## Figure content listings

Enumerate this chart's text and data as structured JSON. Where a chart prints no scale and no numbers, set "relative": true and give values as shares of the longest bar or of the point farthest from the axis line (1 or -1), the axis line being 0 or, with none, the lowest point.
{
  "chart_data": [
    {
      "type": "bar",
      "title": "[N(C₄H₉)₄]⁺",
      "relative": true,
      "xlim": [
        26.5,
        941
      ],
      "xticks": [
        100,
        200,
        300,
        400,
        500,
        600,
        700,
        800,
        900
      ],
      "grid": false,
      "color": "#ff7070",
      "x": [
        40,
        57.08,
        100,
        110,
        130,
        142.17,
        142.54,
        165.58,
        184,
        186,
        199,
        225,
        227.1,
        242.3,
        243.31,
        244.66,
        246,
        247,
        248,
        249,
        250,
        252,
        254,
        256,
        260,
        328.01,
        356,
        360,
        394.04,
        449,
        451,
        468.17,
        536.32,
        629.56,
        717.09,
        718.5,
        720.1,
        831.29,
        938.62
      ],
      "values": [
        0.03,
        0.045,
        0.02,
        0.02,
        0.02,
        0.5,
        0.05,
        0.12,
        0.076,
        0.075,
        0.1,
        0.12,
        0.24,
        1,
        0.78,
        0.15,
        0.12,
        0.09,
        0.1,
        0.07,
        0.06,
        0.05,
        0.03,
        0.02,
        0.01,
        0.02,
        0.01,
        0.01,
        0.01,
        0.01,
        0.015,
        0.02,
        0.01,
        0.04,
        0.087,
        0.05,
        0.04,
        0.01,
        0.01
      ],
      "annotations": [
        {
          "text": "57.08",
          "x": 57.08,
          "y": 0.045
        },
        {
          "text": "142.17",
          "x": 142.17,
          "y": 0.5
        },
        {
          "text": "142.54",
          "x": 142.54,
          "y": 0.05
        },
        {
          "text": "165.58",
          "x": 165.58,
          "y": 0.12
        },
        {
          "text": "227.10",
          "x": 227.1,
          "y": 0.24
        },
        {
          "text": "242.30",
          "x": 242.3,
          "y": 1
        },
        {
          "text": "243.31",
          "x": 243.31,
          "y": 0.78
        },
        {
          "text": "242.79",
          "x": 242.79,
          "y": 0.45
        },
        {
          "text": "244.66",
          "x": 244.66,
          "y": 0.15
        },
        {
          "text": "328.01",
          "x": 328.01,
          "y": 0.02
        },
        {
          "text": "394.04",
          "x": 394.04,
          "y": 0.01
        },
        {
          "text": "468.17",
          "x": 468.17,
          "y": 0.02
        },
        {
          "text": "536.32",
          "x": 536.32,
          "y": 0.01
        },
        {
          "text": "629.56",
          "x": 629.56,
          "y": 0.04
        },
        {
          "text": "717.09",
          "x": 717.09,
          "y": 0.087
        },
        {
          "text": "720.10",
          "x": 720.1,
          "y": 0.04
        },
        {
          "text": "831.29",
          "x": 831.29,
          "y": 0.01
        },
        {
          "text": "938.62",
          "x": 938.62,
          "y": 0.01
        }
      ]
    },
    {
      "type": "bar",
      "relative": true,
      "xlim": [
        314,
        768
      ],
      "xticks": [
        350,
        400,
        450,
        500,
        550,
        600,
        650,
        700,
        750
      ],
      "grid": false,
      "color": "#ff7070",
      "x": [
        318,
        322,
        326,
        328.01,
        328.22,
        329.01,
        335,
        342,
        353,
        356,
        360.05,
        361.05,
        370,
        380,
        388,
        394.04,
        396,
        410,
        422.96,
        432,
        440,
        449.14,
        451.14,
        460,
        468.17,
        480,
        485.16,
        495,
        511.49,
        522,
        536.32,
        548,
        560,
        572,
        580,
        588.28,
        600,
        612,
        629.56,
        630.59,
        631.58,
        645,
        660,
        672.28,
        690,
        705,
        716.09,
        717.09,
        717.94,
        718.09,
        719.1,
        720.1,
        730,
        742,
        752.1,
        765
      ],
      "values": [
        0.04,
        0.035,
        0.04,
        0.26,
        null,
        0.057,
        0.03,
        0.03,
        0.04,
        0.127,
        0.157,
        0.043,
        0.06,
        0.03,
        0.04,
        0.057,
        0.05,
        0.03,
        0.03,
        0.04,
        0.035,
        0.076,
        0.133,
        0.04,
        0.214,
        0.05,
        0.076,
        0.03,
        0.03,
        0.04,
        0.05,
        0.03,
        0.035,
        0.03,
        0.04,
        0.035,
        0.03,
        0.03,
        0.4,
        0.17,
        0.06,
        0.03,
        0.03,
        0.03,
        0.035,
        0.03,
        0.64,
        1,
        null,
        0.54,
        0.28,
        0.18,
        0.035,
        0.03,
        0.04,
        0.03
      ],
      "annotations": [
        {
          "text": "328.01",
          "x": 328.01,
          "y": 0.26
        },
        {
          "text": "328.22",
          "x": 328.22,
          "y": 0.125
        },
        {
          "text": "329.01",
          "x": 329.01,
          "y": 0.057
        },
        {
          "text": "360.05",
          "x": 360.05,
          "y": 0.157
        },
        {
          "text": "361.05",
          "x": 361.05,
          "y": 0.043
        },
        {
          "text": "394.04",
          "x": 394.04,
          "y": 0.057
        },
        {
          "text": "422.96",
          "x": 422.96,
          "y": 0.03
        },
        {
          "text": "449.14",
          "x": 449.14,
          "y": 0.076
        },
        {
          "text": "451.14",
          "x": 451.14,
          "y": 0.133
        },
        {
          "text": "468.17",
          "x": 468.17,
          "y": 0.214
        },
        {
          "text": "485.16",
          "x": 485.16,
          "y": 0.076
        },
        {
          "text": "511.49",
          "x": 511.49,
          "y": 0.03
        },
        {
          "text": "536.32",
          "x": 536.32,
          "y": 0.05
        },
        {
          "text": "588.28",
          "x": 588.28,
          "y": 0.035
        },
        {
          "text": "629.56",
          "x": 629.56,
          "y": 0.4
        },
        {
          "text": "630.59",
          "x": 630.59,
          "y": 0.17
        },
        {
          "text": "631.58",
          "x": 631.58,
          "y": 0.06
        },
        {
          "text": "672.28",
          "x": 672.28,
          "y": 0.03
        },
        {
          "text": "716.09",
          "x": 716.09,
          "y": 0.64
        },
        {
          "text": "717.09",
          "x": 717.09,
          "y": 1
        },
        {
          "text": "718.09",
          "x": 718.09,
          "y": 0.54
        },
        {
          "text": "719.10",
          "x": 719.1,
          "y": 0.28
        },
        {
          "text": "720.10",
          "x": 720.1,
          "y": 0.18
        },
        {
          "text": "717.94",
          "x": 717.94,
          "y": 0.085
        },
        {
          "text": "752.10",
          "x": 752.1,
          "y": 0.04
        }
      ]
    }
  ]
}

## PROBLEM
Reproduce each entry exactly, leaving out nothing.

## TASK RESPONSE
Enumerate this chart's text and data as structured JSON. Where a chart prints no scale and no numbers, set "relative": true and give values as shares of the longest bar or of the point farthest from the axis line (1 or -1), the axis line being 0 or, with none, the lowest point.
{
  "chart_data": [
    {
      "type": "bar",
      "title": "[N(C₄H₉)₄]⁺",
      "relative": true,
      "xlim": [
        26.5,
        941
      ],
      "xticks": [
        100,
        200,
        300,
        400,
        500,
        600,
        700,
        800,
        900
      ],
      "grid": false,
      "color": "#ff7070",
      "x": [
        40,
        57.08,
        100,
        110,
        130,
        142.17,
        142.54,
        165.58,
        184,
        186,
        199,
        225,
        227.1,
        242.3,
        243.31,
        244.66,
        246,
        247,
        248,
        249,
        250,
        252,
        254,
        256,
        260,
        328.01,
        356,
        360,
        394.04,
        449,
        451,
        468.17,
        536.32,
        629.56,
        717.09,
        718.5,
        720.1,
        831.29,
        938.62
      ],
      "values": [
        0.03,
        0.045,
        0.02,
        0.02,
        0.02,
        0.5,
        0.05,
        0.12,
        0.076,
        0.075,
        0.1,
        0.12,
        0.24,
        1,
        0.78,
        0.15,
        0.12,
        0.09,
        0.1,
        0.07,
        0.06,
        0.05,
        0.03,
        0.02,
        0.01,
        0.02,
        0.01,
        0.01,
        0.01,
        0.01,
        0.015,
        0.02,
        0.01,
        0.04,
        0.087,
        0.05,
        0.04,
        0.01,
        0.01
      ],
      "annotations": [
        {
          "text": "57.08",
          "x": 57.08,
          "y": 0.045
        },
        {
          "text": "142.17",
          "x": 142.17,
          "y": 0.5
        },
        {
          "text": "142.54",
          "x": 142.54,
          "y": 0.05
        },
        {
          "text": "165.58",
          "x": 165.58,
          "y": 0.12
        },
        {
          "text": "227.10",
          "x": 227.1,
          "y": 0.24
        },
        {
          "text": "242.30",
          "x": 242.3,
          "y": 1
        },
        {
          "text": "243.31",
          "x": 243.31,
          "y": 0.78
        },
        {
          "text": "242.79",
          "x": 242.79,
          "y": 0.45
        },
        {
          "text": "244.66",
          "x": 244.66,
          "y": 0.15
        },
        {
          "text": "328.01",
          "x": 328.01,
          "y": 0.02
        },
        {
          "text": "394.04",
          "x": 394.04,
          "y": 0.01
        },
        {
          "text": "468.17",
          "x": 468.17,
          "y": 0.02
        },
        {
          "text": "536.32",
          "x": 536.32,
          "y": 0.01
        },
        {
          "text": "629.56",
          "x": 629.56,
          "y": 0.04
        },
        {
          "text": "717.09",
          "x": 717.09,
          "y": 0.087
        },
        {
          "text": "720.10",
          "x": 720.1,
          "y": 0.04
        },
        {
          "text": "831.29",
          "x": 831.29,
          "y": 0.01
        },
        {
          "text": "938.62",
          "x": 938.62,
          "y": 0.01
        }
      ]
    },
    {
      "type": "bar",
      "relative": true,
      "xlim": [
        314,
        768
      ],
      "xticks": [
        350,
        400,
        450,
        500,
        550,
        600,
        650,
        700,
        750
      ],
      "grid": false,
      "color": "#ff7070",
      "x": [
        318,
        322,
        326,
        328.01,
        328.22,
        329.01,
        335,
        342,
        353,
        356,
        360.05,
        361.05,
        370,
        380,
        388,
        394.04,
        396,
        410,
        422.96,
        432,
        440,
        449.14,
        451.14,
        460,
        468.17,
        480,
        485.16,
        495,
        511.49,
        522,
        536.32,
        548,
        560,
        572,
        580,
        588.28,
        600,
        612,
        629.56,
        630.59,
        631.58,
        645,
        660,
        672.28,
        690,
        705,
        716.09,
        717.09,
        717.94,
        718.09,
        719.1,
        720.1,
        730,
        742,
        752.1,
        765
      ],
      "values": [
        0.04,
        0.035,
        0.04,
        0.26,
        null,
        0.057,
        0.03,
        0.03,
        0.04,
        0.127,
        0.157,
        0.043,
        0.06,
        0.03,
        0.04,
        0.057,
        0.05,
        0.03,
        0.03,
        0.04,
        0.035,
        0.076,
        0.133,
        0.04,
        0.214,
        0.05,
        0.076,
        0.03,
        0.03,
        0.04,
        0.05,
        0.03,
        0.035,
        0.03,
        0.04,
        0.035,
        0.03,
        0.03,
        0.4,
        0.17,
        0.06,
        0.03,
        0.03,
        0.03,
        0.035,
        0.03,
        0.64,
        1,
        null,
        0.54,
        0.28,
        0.18,
        0.035,
        0.03,
        0.04,
        0.03
      ],
      "annotations": [
        {
          "text": "328.01",
          "x": 328.01,
          "y": 0.26
        },
        {
          "text": "328.22",
          "x": 328.22,
          "y": 0.125
        },
        {
          "text": "329.01",
          "x": 329.01,
          "y": 0.057
        },
        {
          "text": "360.05",
          "x": 360.05,
          "y": 0.157
        },
        {
          "text": "361.05",
          "x": 361.05,
          "y": 0.043
        },
        {
          "text": "394.04",
          "x": 394.04,
          "y": 0.057
        },
        {
          "text": "422.96",
          "x": 422.96,
          "y": 0.03
        },
        {
          "text": "449.14",
          "x": 449.14,
          "y": 0.076
        },
        {
          "text": "451.14",
          "x": 451.14,
          "y": 0.133
        },
        {
          "text": "468.17",
          "x": 468.17,
          "y": 0.214
        },
        {
          "text": "485.16",
          "x": 485.16,
          "y": 0.076
        },
        {
          "text": "511.49",
          "x": 511.49,
          "y": 0.03
        },
        {
          "text": "536.32",
          "x": 536.32,
          "y": 0.05
        },
        {
          "text": "588.28",
          "x": 588.28,
          "y": 0.035
        },
        {
          "text": "629.56",
          "x": 629.56,
          "y": 0.4
        },
        {
          "text": "630.59",
          "x": 630.59,
          "y": 0.17
        },
        {
          "text": "631.58",
          "x": 631.58,
          "y": 0.06
        },
        {
          "text": "672.28",
          "x": 672.28,
          "y": 0.03
        },
        {
          "text": "716.09",
          "x": 716.09,
          "y": 0.64
        },
        {
          "text": "717.09",
          "x": 717.09,
          "y": 1
        },
        {
          "text": "718.09",
          "x": 718.09,
          "y": 0.54
        },
        {
          "text": "719.10",
          "x": 719.1,
          "y": 0.28
        },
        {
          "text": "720.10",
          "x": 720.1,
          "y": 0.18
        },
        {
          "text": "717.94",
          "x": 717.94,
          "y": 0.085
        },
        {
          "text": "752.10",
          "x": 752.1,
          "y": 0.04
        }
      ]
    }
  ]
}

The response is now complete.